### [Your objective]
Retype the material that follows, keeping every word as it is.

### [Provided material]
__________

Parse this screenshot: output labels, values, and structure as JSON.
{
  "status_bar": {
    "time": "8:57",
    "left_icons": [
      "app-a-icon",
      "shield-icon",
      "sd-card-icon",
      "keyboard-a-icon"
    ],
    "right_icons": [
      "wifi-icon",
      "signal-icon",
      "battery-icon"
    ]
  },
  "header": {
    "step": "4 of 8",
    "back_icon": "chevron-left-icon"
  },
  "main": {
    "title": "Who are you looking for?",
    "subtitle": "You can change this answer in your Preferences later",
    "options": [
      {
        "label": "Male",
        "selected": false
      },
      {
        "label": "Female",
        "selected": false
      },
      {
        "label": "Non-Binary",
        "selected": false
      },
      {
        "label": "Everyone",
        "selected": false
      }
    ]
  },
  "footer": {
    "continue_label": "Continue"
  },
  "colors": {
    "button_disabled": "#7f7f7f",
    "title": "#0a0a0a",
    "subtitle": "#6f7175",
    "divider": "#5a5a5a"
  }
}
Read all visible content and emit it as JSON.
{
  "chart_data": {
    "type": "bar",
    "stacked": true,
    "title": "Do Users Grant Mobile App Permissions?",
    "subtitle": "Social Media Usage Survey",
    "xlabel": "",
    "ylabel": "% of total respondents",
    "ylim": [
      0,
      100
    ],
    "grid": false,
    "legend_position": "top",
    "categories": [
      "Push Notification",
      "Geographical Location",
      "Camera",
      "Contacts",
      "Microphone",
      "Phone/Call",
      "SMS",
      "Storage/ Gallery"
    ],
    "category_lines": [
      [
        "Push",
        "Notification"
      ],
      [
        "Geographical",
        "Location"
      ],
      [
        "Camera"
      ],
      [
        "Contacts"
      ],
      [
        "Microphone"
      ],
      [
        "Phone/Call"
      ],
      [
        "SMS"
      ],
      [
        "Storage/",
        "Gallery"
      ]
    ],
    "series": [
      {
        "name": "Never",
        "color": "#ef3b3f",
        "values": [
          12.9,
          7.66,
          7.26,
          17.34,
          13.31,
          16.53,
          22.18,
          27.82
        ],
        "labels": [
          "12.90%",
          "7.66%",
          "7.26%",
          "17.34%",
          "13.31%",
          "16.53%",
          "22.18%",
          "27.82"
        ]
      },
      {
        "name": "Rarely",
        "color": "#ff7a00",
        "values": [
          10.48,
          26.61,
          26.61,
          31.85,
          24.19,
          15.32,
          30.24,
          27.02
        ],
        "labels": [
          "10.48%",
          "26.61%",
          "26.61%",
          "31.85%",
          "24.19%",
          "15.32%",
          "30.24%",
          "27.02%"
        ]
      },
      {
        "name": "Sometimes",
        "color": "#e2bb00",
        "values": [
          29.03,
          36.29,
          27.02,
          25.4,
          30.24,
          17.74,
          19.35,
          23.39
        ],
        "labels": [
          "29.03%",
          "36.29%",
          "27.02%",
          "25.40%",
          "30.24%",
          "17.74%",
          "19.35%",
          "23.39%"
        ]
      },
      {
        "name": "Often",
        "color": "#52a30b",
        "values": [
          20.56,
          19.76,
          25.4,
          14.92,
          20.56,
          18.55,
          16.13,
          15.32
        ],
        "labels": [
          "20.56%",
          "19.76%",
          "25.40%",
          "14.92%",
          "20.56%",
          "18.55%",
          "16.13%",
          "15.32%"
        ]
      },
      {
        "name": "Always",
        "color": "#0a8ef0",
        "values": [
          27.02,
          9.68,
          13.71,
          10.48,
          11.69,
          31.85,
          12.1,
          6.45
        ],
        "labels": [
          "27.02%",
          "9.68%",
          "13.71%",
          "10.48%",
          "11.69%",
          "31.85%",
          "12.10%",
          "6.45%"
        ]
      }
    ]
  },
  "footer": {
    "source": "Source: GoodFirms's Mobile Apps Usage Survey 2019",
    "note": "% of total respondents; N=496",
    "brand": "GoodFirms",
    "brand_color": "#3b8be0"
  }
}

__________

### [Correct output]
Parse this screenshot: output labels, values, and structure as JSON.
{
  "status_bar": {
    "time": "8:57",
    "left_icons": [
      "app-a-icon",
      "shield-icon",
      "sd-card-icon",
      "keyboard-a-icon"
    ],
    "right_icons": [
      "wifi-icon",
      "signal-icon",
      "battery-icon"
    ]
  },
  "header": {
    "step": "4 of 8",
    "back_icon": "chevron-left-icon"
  },
  "main": {
    "title": "Who are you looking for?",
    "subtitle": "You can change this answer in your Preferences later",
    "options": [
      {
        "label": "Male",
        "selected": false
      },
      {
        "label": "Female",
        "selected": false
      },
      {
        "label": "Non-Binary",
        "selected": false
      },
      {
        "label": "Everyone",
        "selected": false
      }
    ]
  },
  "footer": {
    "continue_label": "Continue"
  },
  "colors": {
    "button_disabled": "#7f7f7f",
    "title": "#0a0a0a",
    "subtitle": "#6f7175",
    "divider": "#5a5a5a"
  }
}
Read all visible content and emit it as JSON.
{
  "chart_data": {
    "type": "bar",
    "stacked": true,
    "title": "Do Users Grant Mobile App Permissions?",
    "subtitle": "Social Media Usage Survey",
    "xlabel": "",
    "ylabel": "% of total respondents",
    "ylim": [
      0,
      100
    ],
    "grid": false,
    "legend_position": "top",
    "categories": [
      "Push Notification",
      "Geographical Location",
      "Camera",
      "Contacts",
      "Microphone",
      "Phone/Call",
      "SMS",
      "Storage/ Gallery"
    ],
    "category_lines": [
      [
        "Push",
        "Notification"
      ],
      [
        "Geographical",
        "Location"
      ],
      [
        "Camera"
      ],
      [
        "Contacts"
      ],
      [
        "Microphone"
      ],
      [
        "Phone/Call"
      ],
      [
        "SMS"
      ],
      [
        "Storage/",
        "Gallery"
      ]
    ],
    "series": [
      {
        "name": "Never",
        "color": "#ef3b3f",
        "values": [
          12.9,
          7.66,
          7.26,
          17.34,
          13.31,
          16.53,
          22.18,
          27.82
        ],
        "labels": [
          "12.90%",
          "7.66%",
          "7.26%",
          "17.34%",
          "13.31%",
          "16.53%",
          "22.18%",
          "27.82"
        ]
      },
      {
        "name": "Rarely",
        "color": "#ff7a00",
        "values": [
          10.48,
          26.61,
          26.61,
          31.85,
          24.19,
          15.32,
          30.24,
          27.02
        ],
        "labels": [
          "10.48%",
          "26.61%",
          "26.61%",
          "31.85%",
          "24.19%",
          "15.32%",
          "30.24%",
          "27.02%"
        ]
      },
      {
        "name": "Sometimes",
        "color": "#e2bb00",
        "values": [
          29.03,
          36.29,
          27.02,
          25.4,
          30.24,
          17.74,
          19.35,
          23.39
        ],
        "labels": [
          "29.03%",
          "36.29%",
          "27.02%",
          "25.40%",
          "30.24%",
          "17.74%",
          "19.35%",
          "23.39%"
        ]
      },
      {
        "name": "Often",
        "color": "#52a30b",
        "values": [
          20.56,
          19.76,
          25.4,
          14.92,
          20.56,
          18.55,
          16.13,
          15.32
        ],
        "labels": [
          "20.56%",
          "19.76%",
          "25.40%",
          "14.92%",
          "20.56%",
          "18.55%",
          "16.13%",
          "15.32%"
        ]
      },
      {
        "name": "Always",
        "color": "#0a8ef0",
        "values": [
          27.02,
          9.68,
          13.71,
          10.48,
          11.69,
          31.85,
          12.1,
          6.45
        ],
        "labels": [
          "27.02%",
          "9.68%",
          "13.71%",
          "10.48%",
          "11.69%",
          "31.85%",
          "12.10%",
          "6.45%"
        ]
      }
    ]
  },
  "footer": {
    "source": "Source: GoodFirms's Mobile Apps Usage Survey 2019",
    "note": "% of total respondents; N=496",
    "brand": "GoodFirms",
    "brand_color": "#3b8be0"
  }
}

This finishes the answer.